### Required work
Your copy of the material must match it exactly, except that pictures are dropped.

(Rows from a dataset)
>> begin

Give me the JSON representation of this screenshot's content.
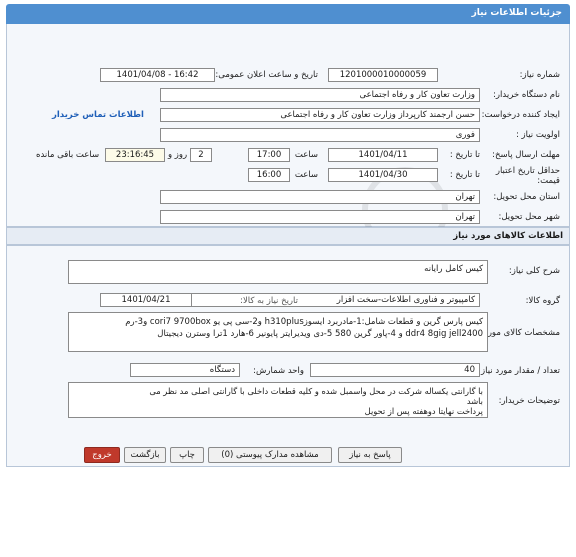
{
  "header": {
    "title": "جزئیات اطلاعات نیاز"
  },
  "form": {
    "need_number_label": "شماره نیاز:",
    "need_number": "1201000010000059",
    "announce_label": "تاریخ و ساعت اعلان عمومی:",
    "announce_value": "1401/04/08 - 16:42",
    "buyer_org_label": "نام دستگاه خریدار:",
    "buyer_org": "وزارت تعاون کار و رفاه اجتماعی",
    "requester_label": "ایجاد کننده درخواست:",
    "requester": "حسن ارجمند کارپرداز وزارت تعاون کار و رفاه اجتماعی",
    "contact_link": "اطلاعات تماس خریدار",
    "priority_label": "اولویت نیاز :",
    "priority": "فوری",
    "reply_deadline_label": "مهلت ارسال پاسخ:",
    "until_date_label": "تا تاریخ :",
    "reply_date": "1401/04/11",
    "time_label": "ساعت",
    "reply_time": "17:00",
    "days": "2",
    "days_label": "روز و",
    "remaining_time": "23:16:45",
    "remaining_label": "ساعت باقی مانده",
    "min_validity_label": "حداقل تاریخ اعتبار قیمت:",
    "validity_until_label": "تا تاریخ :",
    "validity_date": "1401/04/30",
    "validity_time_label": "ساعت",
    "validity_time": "16:00",
    "province_label": "استان محل تحویل:",
    "province": "تهران",
    "city_label": "شهر محل تحویل:",
    "city": "تهران"
  },
  "goods": {
    "section_title": "اطلاعات کالاهای مورد نیاز",
    "summary_label": "شرح کلی نیاز:",
    "summary": "کیس کامل رایانه",
    "group_label": "گروه کالا:",
    "group": "کامپیوتر و فناوری اطلاعات-سخت افزار",
    "need_date_label": "تاریخ نیاز به کالا:",
    "need_date": "1401/04/21",
    "specs_label": "مشخصات کالای مورد نیاز:",
    "specs_line1": "کیس  پارس گرین و قطعات شامل:1-مادربرد ایسوزh310plus  و2-سی پی یو cori7 9700box و3-رم",
    "specs_line2": "ddr4 8gig jell2400 و 4-پاور گرین 580  5-دی ویدیرایتر پایونیر  6-هارد 1ترا وسترن دیجیتال",
    "qty_label": "تعداد / مقدار مورد نیاز:",
    "qty": "40",
    "unit_label": "واحد شمارش:",
    "unit": "دستگاه",
    "buyer_notes_label": "توضیحات خریدار:",
    "notes_line1": "با گارانتی یکساله شرکت در محل واسمبل شده  و کلیه قطعات داخلی با گارانتی اصلی مد نظر می",
    "notes_line2": "باشد",
    "notes_line3": "پرداخت نهایتا دوهفته پس از تحویل"
  },
  "buttons": {
    "reply": "پاسخ به نیاز",
    "attachments": "مشاهده مدارک پیوستی (0)",
    "print": "چاپ",
    "back": "بازگشت",
    "exit": "خروج"
  },
  "colors": {
    "header_bg": "#4f8fd0",
    "exit_button": "#c0392b",
    "link": "#1f5fb8"
  }
}
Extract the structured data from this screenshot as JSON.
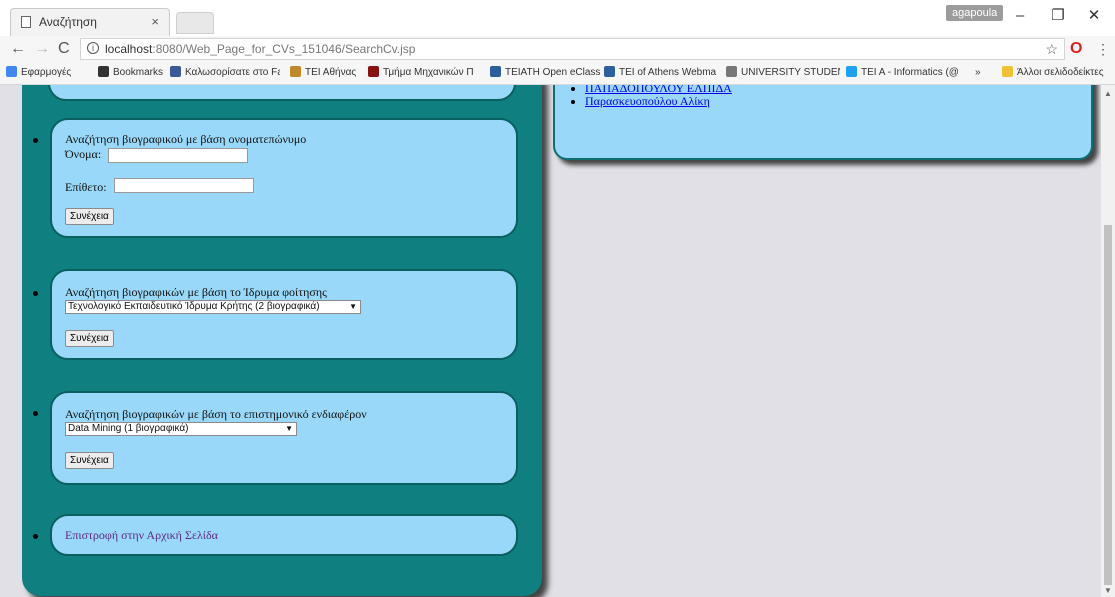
{
  "browser": {
    "tab_title": "Αναζήτηση",
    "tab_close": "×",
    "user_badge": "agapoula",
    "win_minimize": "–",
    "win_restore": "❐",
    "win_close": "✕",
    "url_host": "localhost",
    "url_path": ":8080/Web_Page_for_CVs_151046/SearchCv.jsp",
    "bookmarks": [
      {
        "label": "Εφαρμογές",
        "icon_color": "#4285f4"
      },
      {
        "label": "Bookmarks",
        "icon_color": "#333333"
      },
      {
        "label": "Καλωσορίσατε στο Fa",
        "icon_color": "#3b5998"
      },
      {
        "label": "ΤΕΙ Αθήνας",
        "icon_color": "#c08a2a"
      },
      {
        "label": "Τμήμα Μηχανικών Π",
        "icon_color": "#8b1010"
      },
      {
        "label": "TEIATH Open eClass",
        "icon_color": "#2c5f9e"
      },
      {
        "label": "TEI of Athens Webma",
        "icon_color": "#2c5f9e"
      },
      {
        "label": "UNIVERSITY STUDENT",
        "icon_color": "#777777"
      },
      {
        "label": "TEI A - Informatics (@",
        "icon_color": "#1da1f2"
      }
    ],
    "bookmarks_more": "»",
    "other_bookmarks": "Άλλοι σελιδοδείκτες"
  },
  "results": {
    "items": [
      "ΠΑΠΑΔΟΠΟΥΛΟΥ ΕΛΠΙΔΑ",
      "Παρασκευοπούλου Αλίκη"
    ]
  },
  "search_by_name": {
    "heading": "Αναζήτηση βιογραφικού με βάση ονοματεπώνυμο",
    "first_name_label": "Όνομα:",
    "last_name_label": "Επίθετο:",
    "submit": "Συνέχεια"
  },
  "search_by_institution": {
    "heading": "Αναζήτηση βιογραφικών με βάση το Ίδρυμα φοίτησης",
    "selected": "Τεχνολογικό Εκπαιδευτικό Ίδρυμα Κρήτης (2 βιογραφικά)",
    "submit": "Συνέχεια"
  },
  "search_by_interest": {
    "heading": "Αναζήτηση βιογραφικών με βάση το επιστημονικό ενδιαφέρον",
    "selected": "Data Mining (1 βιογραφικά)",
    "submit": "Συνέχεια"
  },
  "home_link": "Επιστροφή στην Αρχική Σελίδα",
  "colors": {
    "panel": "#0f7f80",
    "card": "#99d8f8",
    "page_bg": "#e0e0e6"
  }
}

>> end

### Written reply
Give me the JSON representation of this screenshot's content.
{
  "header": {
    "title": "جزئیات اطلاعات نیاز"
  },
  "form": {
    "need_number_label": "شماره نیاز:",
    "need_number": "1201000010000059",
    "announce_label": "تاریخ و ساعت اعلان عمومی:",
    "announce_value": "1401/04/08 - 16:42",
    "buyer_org_label": "نام دستگاه خریدار:",
    "buyer_org": "وزارت تعاون کار و رفاه اجتماعی",
    "requester_label": "ایجاد کننده درخواست:",
    "requester": "حسن ارجمند کارپرداز وزارت تعاون کار و رفاه اجتماعی",
    "contact_link": "اطلاعات تماس خریدار",
    "priority_label": "اولویت نیاز :",
    "priority": "فوری",
    "reply_deadline_label": "مهلت ارسال پاسخ:",
    "until_date_label": "تا تاریخ :",
    "reply_date": "1401/04/11",
    "time_label": "ساعت",
    "reply_time": "17:00",
    "days": "2",
    "days_label": "روز و",
    "remaining_time": "23:16:45",
    "remaining_label": "ساعت باقی مانده",
    "min_validity_label": "حداقل تاریخ اعتبار قیمت:",
    "validity_until_label": "تا تاریخ :",
    "validity_date": "1401/04/30",
    "validity_time_label": "ساعت",
    "validity_time": "16:00",
    "province_label": "استان محل تحویل:",
    "province": "تهران",
    "city_label": "شهر محل تحویل:",
    "city": "تهران"
  },
  "goods": {
    "section_title": "اطلاعات کالاهای مورد نیاز",
    "summary_label": "شرح کلی نیاز:",
    "summary": "کیس کامل رایانه",
    "group_label": "گروه کالا:",
    "group": "کامپیوتر و فناوری اطلاعات-سخت افزار",
    "need_date_label": "تاریخ نیاز به کالا:",
    "need_date": "1401/04/21",
    "specs_label": "مشخصات کالای مورد نیاز:",
    "specs_line1": "کیس  پارس گرین و قطعات شامل:1-مادربرد ایسوزh310plus  و2-سی پی یو cori7 9700box و3-رم",
    "specs_line2": "ddr4 8gig jell2400 و 4-پاور گرین 580  5-دی ویدیرایتر پایونیر  6-هارد 1ترا وسترن دیجیتال",
    "qty_label": "تعداد / مقدار مورد نیاز:",
    "qty": "40",
    "unit_label": "واحد شمارش:",
    "unit": "دستگاه",
    "buyer_notes_label": "توضیحات خریدار:",
    "notes_line1": "با گارانتی یکساله شرکت در محل واسمبل شده  و کلیه قطعات داخلی با گارانتی اصلی مد نظر می",
    "notes_line2": "باشد",
    "notes_line3": "پرداخت نهایتا دوهفته پس از تحویل"
  },
  "buttons": {
    "reply": "پاسخ به نیاز",
    "attachments": "مشاهده مدارک پیوستی (0)",
    "print": "چاپ",
    "back": "بازگشت",
    "exit": "خروج"
  },
  "colors": {
    "header_bg": "#4f8fd0",
    "exit_button": "#c0392b",
    "link": "#1f5fb8"
  }
}
Extract the structured data from this screenshot as JSON.
{
  "browser": {
    "tab_title": "Αναζήτηση",
    "tab_close": "×",
    "user_badge": "agapoula",
    "win_minimize": "–",
    "win_restore": "❐",
    "win_close": "✕",
    "url_host": "localhost",
    "url_path": ":8080/Web_Page_for_CVs_151046/SearchCv.jsp",
    "bookmarks": [
      {
        "label": "Εφαρμογές",
        "icon_color": "#4285f4"
      },
      {
        "label": "Bookmarks",
        "icon_color": "#333333"
      },
      {
        "label": "Καλωσορίσατε στο Fa",
        "icon_color": "#3b5998"
      },
      {
        "label": "ΤΕΙ Αθήνας",
        "icon_color": "#c08a2a"
      },
      {
        "label": "Τμήμα Μηχανικών Π",
        "icon_color": "#8b1010"
      },
      {
        "label": "TEIATH Open eClass",
        "icon_color": "#2c5f9e"
      },
      {
        "label": "TEI of Athens Webma",
        "icon_color": "#2c5f9e"
      },
      {
        "label": "UNIVERSITY STUDENT",
        "icon_color": "#777777"
      },
      {
        "label": "TEI A - Informatics (@",
        "icon_color": "#1da1f2"
      }
    ],
    "bookmarks_more": "»",
    "other_bookmarks": "Άλλοι σελιδοδείκτες"
  },
  "results": {
    "items": [
      "ΠΑΠΑΔΟΠΟΥΛΟΥ ΕΛΠΙΔΑ",
      "Παρασκευοπούλου Αλίκη"
    ]
  },
  "search_by_name": {
    "heading": "Αναζήτηση βιογραφικού με βάση ονοματεπώνυμο",
    "first_name_label": "Όνομα:",
    "last_name_label": "Επίθετο:",
    "submit": "Συνέχεια"
  },
  "search_by_institution": {
    "heading": "Αναζήτηση βιογραφικών με βάση το Ίδρυμα φοίτησης",
    "selected": "Τεχνολογικό Εκπαιδευτικό Ίδρυμα Κρήτης (2 βιογραφικά)",
    "submit": "Συνέχεια"
  },
  "search_by_interest": {
    "heading": "Αναζήτηση βιογραφικών με βάση το επιστημονικό ενδιαφέρον",
    "selected": "Data Mining (1 βιογραφικά)",
    "submit": "Συνέχεια"
  },
  "home_link": "Επιστροφή στην Αρχική Σελίδα",
  "colors": {
    "panel": "#0f7f80",
    "card": "#99d8f8",
    "page_bg": "#e0e0e6"
  }
}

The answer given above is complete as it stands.